On the subject of lump sum payments, as the noble Baroness told us, two statutory schemes make payments to mesothelioma sufferers, both of which make payments according to the age of the sufferer and their level of disablement. 


Both make payments either to mesothelioma sufferers who claim a payment in life—so-called in-life claims—or to their dependants where a claim is made after death. These are so-called dependency claims. 


However, there is significant inequality between dependency and in-life payments. 


From April 2019, the maximum in-life payment for a sufferer aged 77 is £14,334 and for a sufferer aged 37 is £92,259. From the same date, the maximum dependency payment for a sufferer aged 77 is £7,949 and £48,013 for a sufferer aged 37. Dependency payments are 45% less for a sufferer aged 77 and 48% less for a sufferer aged 37.
■ ■ ■ ■ ■ ■ ■
## Work to do
How would you put this sentence from the passage on mesothelioma payments into Spanish: "However, there is significant inequality between dependency and in-life payments."?

## Material
■ ■ ■ ■ ■ ■ ■
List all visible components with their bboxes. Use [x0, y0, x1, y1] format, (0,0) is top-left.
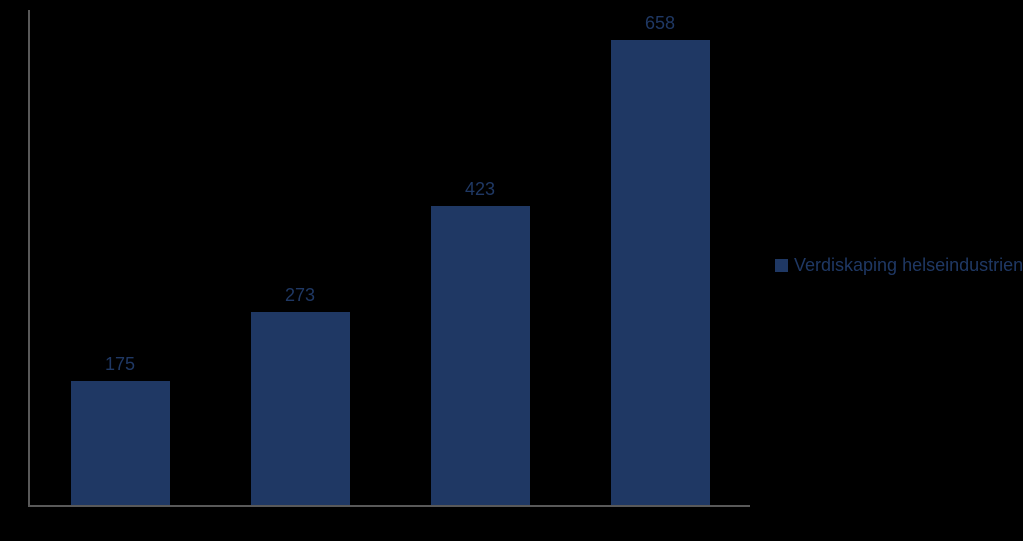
bar	[71, 381, 170, 505]
y-axis	[28, 10, 30, 507]
bar-value-label: 423	[431, 179, 530, 200]
legend-label: Verdiskaping helseindustrien	[794, 255, 1023, 276]
legend-swatch	[775, 259, 788, 272]
bar-value-label: 658	[611, 13, 710, 34]
bar	[611, 40, 710, 505]
legend: Verdiskaping helseindustrien	[775, 255, 1023, 276]
x-axis	[30, 505, 750, 507]
bar-value-label: 273	[251, 285, 350, 306]
plot-area: 175 273 423 658	[30, 10, 750, 505]
bar	[431, 206, 530, 505]
bar-chart: 175 273 423 658 Verdiskaping helseindustrie…	[0, 0, 1023, 541]
bar-value-label: 175	[71, 354, 170, 375]
bar	[251, 312, 350, 505]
■ ■ ■ ■ ■ ■ ■
## The answer
Sin embargo, existe una desigualdad significativa entre los pagos por dependencia y los pagos en vida.